EXERCISE AIM:
Copy the records below exactly, leaving out every picture.

·····

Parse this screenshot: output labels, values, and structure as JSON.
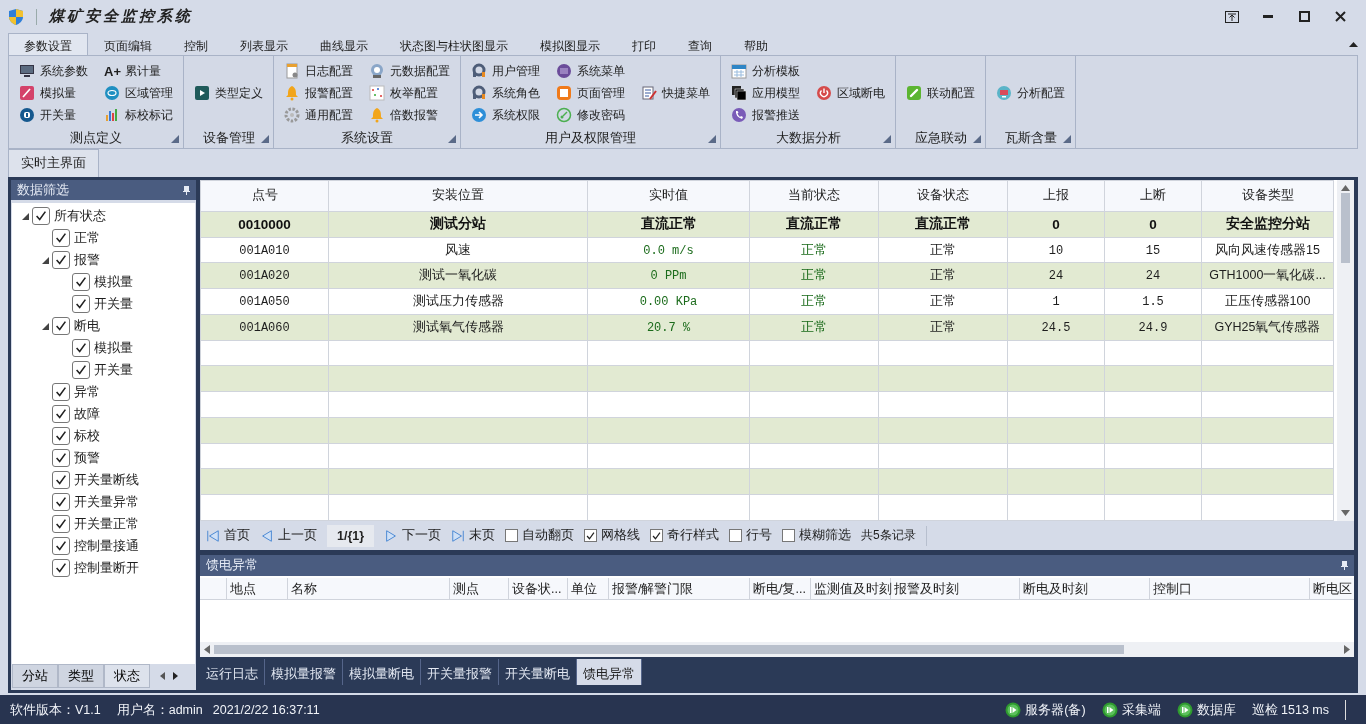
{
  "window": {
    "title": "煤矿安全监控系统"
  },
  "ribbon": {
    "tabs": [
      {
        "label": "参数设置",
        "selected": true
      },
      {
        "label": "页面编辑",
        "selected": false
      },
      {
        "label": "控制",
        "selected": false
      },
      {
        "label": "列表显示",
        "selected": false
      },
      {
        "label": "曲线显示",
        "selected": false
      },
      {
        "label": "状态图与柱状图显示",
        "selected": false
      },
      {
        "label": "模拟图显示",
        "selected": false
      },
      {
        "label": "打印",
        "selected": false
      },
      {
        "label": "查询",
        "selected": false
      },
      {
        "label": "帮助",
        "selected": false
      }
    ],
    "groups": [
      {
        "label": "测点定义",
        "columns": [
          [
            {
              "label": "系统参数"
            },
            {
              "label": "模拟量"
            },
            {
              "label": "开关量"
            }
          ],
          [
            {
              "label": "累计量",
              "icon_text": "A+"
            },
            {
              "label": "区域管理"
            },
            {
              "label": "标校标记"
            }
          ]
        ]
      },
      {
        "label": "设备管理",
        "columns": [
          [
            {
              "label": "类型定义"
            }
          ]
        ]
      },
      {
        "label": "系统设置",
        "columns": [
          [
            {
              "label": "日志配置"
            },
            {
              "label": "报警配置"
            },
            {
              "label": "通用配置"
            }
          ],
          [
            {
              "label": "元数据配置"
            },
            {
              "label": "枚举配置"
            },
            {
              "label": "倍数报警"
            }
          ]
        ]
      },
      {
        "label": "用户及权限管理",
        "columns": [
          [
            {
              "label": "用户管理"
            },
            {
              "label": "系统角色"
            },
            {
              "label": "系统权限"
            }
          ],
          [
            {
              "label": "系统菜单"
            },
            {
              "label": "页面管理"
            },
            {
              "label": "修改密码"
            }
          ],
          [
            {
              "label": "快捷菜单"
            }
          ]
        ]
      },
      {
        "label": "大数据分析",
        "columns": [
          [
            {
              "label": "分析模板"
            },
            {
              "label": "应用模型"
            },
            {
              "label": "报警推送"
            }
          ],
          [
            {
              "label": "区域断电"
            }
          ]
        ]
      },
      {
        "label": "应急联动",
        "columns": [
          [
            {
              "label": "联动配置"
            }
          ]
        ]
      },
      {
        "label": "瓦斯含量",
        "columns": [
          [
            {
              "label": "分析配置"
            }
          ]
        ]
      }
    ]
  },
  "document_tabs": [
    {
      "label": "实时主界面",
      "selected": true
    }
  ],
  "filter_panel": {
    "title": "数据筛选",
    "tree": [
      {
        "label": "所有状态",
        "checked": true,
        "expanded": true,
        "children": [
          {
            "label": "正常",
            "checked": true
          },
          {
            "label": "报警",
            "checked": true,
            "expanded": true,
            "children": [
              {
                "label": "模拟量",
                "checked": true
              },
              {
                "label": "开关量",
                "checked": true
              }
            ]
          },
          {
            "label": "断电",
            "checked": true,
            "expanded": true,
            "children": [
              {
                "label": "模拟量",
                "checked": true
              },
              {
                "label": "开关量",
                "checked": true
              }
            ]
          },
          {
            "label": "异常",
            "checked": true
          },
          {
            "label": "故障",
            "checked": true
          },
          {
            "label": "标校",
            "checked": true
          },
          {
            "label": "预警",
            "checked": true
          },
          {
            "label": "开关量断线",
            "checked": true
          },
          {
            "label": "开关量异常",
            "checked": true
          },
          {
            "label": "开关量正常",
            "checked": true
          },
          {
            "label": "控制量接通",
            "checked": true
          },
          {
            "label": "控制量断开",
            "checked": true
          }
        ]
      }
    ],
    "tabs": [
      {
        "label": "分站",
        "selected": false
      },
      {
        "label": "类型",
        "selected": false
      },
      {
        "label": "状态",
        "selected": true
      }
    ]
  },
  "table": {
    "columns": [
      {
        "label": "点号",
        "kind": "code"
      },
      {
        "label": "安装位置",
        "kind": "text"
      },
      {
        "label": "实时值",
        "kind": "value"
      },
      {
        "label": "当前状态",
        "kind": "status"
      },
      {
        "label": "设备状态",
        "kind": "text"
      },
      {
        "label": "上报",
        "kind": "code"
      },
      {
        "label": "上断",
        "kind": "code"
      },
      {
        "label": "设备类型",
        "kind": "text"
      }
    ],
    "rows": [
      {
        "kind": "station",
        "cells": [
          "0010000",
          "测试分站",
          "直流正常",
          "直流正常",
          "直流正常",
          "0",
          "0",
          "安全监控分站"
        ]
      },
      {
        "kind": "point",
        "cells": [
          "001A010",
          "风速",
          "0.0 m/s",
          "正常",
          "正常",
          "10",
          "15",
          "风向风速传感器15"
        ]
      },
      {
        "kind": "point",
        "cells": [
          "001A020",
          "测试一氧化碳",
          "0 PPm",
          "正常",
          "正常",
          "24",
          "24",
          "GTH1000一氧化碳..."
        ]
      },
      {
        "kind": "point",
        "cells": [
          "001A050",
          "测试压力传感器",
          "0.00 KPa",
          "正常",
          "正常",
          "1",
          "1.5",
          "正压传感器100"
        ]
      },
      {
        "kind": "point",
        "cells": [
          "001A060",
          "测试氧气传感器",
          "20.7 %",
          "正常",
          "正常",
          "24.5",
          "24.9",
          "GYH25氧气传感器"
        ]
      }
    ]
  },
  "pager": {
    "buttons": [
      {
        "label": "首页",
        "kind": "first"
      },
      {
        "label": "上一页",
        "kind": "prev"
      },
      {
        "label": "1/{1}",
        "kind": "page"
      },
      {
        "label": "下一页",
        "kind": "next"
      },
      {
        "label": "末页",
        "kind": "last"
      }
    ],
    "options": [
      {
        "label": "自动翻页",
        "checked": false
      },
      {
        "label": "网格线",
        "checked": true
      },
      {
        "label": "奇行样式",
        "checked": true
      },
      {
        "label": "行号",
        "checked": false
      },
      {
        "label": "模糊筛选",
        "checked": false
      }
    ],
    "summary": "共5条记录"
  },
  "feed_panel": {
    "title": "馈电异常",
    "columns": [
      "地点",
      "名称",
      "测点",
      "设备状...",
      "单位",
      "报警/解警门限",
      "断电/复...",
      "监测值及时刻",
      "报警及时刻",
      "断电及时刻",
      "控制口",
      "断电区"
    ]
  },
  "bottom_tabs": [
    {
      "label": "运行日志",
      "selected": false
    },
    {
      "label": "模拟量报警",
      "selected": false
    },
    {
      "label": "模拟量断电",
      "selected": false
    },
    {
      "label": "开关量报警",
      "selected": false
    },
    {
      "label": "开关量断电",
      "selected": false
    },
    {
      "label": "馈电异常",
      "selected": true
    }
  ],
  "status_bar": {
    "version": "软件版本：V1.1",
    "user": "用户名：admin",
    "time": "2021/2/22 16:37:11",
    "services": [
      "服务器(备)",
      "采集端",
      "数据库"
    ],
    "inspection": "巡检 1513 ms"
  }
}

·····

ANSWER BELOW:
Parse this screenshot: output labels, values, and structure as JSON.
{
  "window": {
    "title": "煤矿安全监控系统"
  },
  "ribbon": {
    "tabs": [
      {
        "label": "参数设置",
        "selected": true
      },
      {
        "label": "页面编辑",
        "selected": false
      },
      {
        "label": "控制",
        "selected": false
      },
      {
        "label": "列表显示",
        "selected": false
      },
      {
        "label": "曲线显示",
        "selected": false
      },
      {
        "label": "状态图与柱状图显示",
        "selected": false
      },
      {
        "label": "模拟图显示",
        "selected": false
      },
      {
        "label": "打印",
        "selected": false
      },
      {
        "label": "查询",
        "selected": false
      },
      {
        "label": "帮助",
        "selected": false
      }
    ],
    "groups": [
      {
        "label": "测点定义",
        "columns": [
          [
            {
              "label": "系统参数"
            },
            {
              "label": "模拟量"
            },
            {
              "label": "开关量"
            }
          ],
          [
            {
              "label": "累计量",
              "icon_text": "A+"
            },
            {
              "label": "区域管理"
            },
            {
              "label": "标校标记"
            }
          ]
        ]
      },
      {
        "label": "设备管理",
        "columns": [
          [
            {
              "label": "类型定义"
            }
          ]
        ]
      },
      {
        "label": "系统设置",
        "columns": [
          [
            {
              "label": "日志配置"
            },
            {
              "label": "报警配置"
            },
            {
              "label": "通用配置"
            }
          ],
          [
            {
              "label": "元数据配置"
            },
            {
              "label": "枚举配置"
            },
            {
              "label": "倍数报警"
            }
          ]
        ]
      },
      {
        "label": "用户及权限管理",
        "columns": [
          [
            {
              "label": "用户管理"
            },
            {
              "label": "系统角色"
            },
            {
              "label": "系统权限"
            }
          ],
          [
            {
              "label": "系统菜单"
            },
            {
              "label": "页面管理"
            },
            {
              "label": "修改密码"
            }
          ],
          [
            {
              "label": "快捷菜单"
            }
          ]
        ]
      },
      {
        "label": "大数据分析",
        "columns": [
          [
            {
              "label": "分析模板"
            },
            {
              "label": "应用模型"
            },
            {
              "label": "报警推送"
            }
          ],
          [
            {
              "label": "区域断电"
            }
          ]
        ]
      },
      {
        "label": "应急联动",
        "columns": [
          [
            {
              "label": "联动配置"
            }
          ]
        ]
      },
      {
        "label": "瓦斯含量",
        "columns": [
          [
            {
              "label": "分析配置"
            }
          ]
        ]
      }
    ]
  },
  "document_tabs": [
    {
      "label": "实时主界面",
      "selected": true
    }
  ],
  "filter_panel": {
    "title": "数据筛选",
    "tree": [
      {
        "label": "所有状态",
        "checked": true,
        "expanded": true,
        "children": [
          {
            "label": "正常",
            "checked": true
          },
          {
            "label": "报警",
            "checked": true,
            "expanded": true,
            "children": [
              {
                "label": "模拟量",
                "checked": true
              },
              {
                "label": "开关量",
                "checked": true
              }
            ]
          },
          {
            "label": "断电",
            "checked": true,
            "expanded": true,
            "children": [
              {
                "label": "模拟量",
                "checked": true
              },
              {
                "label": "开关量",
                "checked": true
              }
            ]
          },
          {
            "label": "异常",
            "checked": true
          },
          {
            "label": "故障",
            "checked": true
          },
          {
            "label": "标校",
            "checked": true
          },
          {
            "label": "预警",
            "checked": true
          },
          {
            "label": "开关量断线",
            "checked": true
          },
          {
            "label": "开关量异常",
            "checked": true
          },
          {
            "label": "开关量正常",
            "checked": true
          },
          {
            "label": "控制量接通",
            "checked": true
          },
          {
            "label": "控制量断开",
            "checked": true
          }
        ]
      }
    ],
    "tabs": [
      {
        "label": "分站",
        "selected": false
      },
      {
        "label": "类型",
        "selected": false
      },
      {
        "label": "状态",
        "selected": true
      }
    ]
  },
  "table": {
    "columns": [
      {
        "label": "点号",
        "kind": "code"
      },
      {
        "label": "安装位置",
        "kind": "text"
      },
      {
        "label": "实时值",
        "kind": "value"
      },
      {
        "label": "当前状态",
        "kind": "status"
      },
      {
        "label": "设备状态",
        "kind": "text"
      },
      {
        "label": "上报",
        "kind": "code"
      },
      {
        "label": "上断",
        "kind": "code"
      },
      {
        "label": "设备类型",
        "kind": "text"
      }
    ],
    "rows": [
      {
        "kind": "station",
        "cells": [
          "0010000",
          "测试分站",
          "直流正常",
          "直流正常",
          "直流正常",
          "0",
          "0",
          "安全监控分站"
        ]
      },
      {
        "kind": "point",
        "cells": [
          "001A010",
          "风速",
          "0.0 m/s",
          "正常",
          "正常",
          "10",
          "15",
          "风向风速传感器15"
        ]
      },
      {
        "kind": "point",
        "cells": [
          "001A020",
          "测试一氧化碳",
          "0 PPm",
          "正常",
          "正常",
          "24",
          "24",
          "GTH1000一氧化碳..."
        ]
      },
      {
        "kind": "point",
        "cells": [
          "001A050",
          "测试压力传感器",
          "0.00 KPa",
          "正常",
          "正常",
          "1",
          "1.5",
          "正压传感器100"
        ]
      },
      {
        "kind": "point",
        "cells": [
          "001A060",
          "测试氧气传感器",
          "20.7 %",
          "正常",
          "正常",
          "24.5",
          "24.9",
          "GYH25氧气传感器"
        ]
      }
    ]
  },
  "pager": {
    "buttons": [
      {
        "label": "首页",
        "kind": "first"
      },
      {
        "label": "上一页",
        "kind": "prev"
      },
      {
        "label": "1/{1}",
        "kind": "page"
      },
      {
        "label": "下一页",
        "kind": "next"
      },
      {
        "label": "末页",
        "kind": "last"
      }
    ],
    "options": [
      {
        "label": "自动翻页",
        "checked": false
      },
      {
        "label": "网格线",
        "checked": true
      },
      {
        "label": "奇行样式",
        "checked": true
      },
      {
        "label": "行号",
        "checked": false
      },
      {
        "label": "模糊筛选",
        "checked": false
      }
    ],
    "summary": "共5条记录"
  },
  "feed_panel": {
    "title": "馈电异常",
    "columns": [
      "地点",
      "名称",
      "测点",
      "设备状...",
      "单位",
      "报警/解警门限",
      "断电/复...",
      "监测值及时刻",
      "报警及时刻",
      "断电及时刻",
      "控制口",
      "断电区"
    ]
  },
  "bottom_tabs": [
    {
      "label": "运行日志",
      "selected": false
    },
    {
      "label": "模拟量报警",
      "selected": false
    },
    {
      "label": "模拟量断电",
      "selected": false
    },
    {
      "label": "开关量报警",
      "selected": false
    },
    {
      "label": "开关量断电",
      "selected": false
    },
    {
      "label": "馈电异常",
      "selected": true
    }
  ],
  "status_bar": {
    "version": "软件版本：V1.1",
    "user": "用户名：admin",
    "time": "2021/2/22 16:37:11",
    "services": [
      "服务器(备)",
      "采集端",
      "数据库"
    ],
    "inspection": "巡检 1513 ms"
  }
}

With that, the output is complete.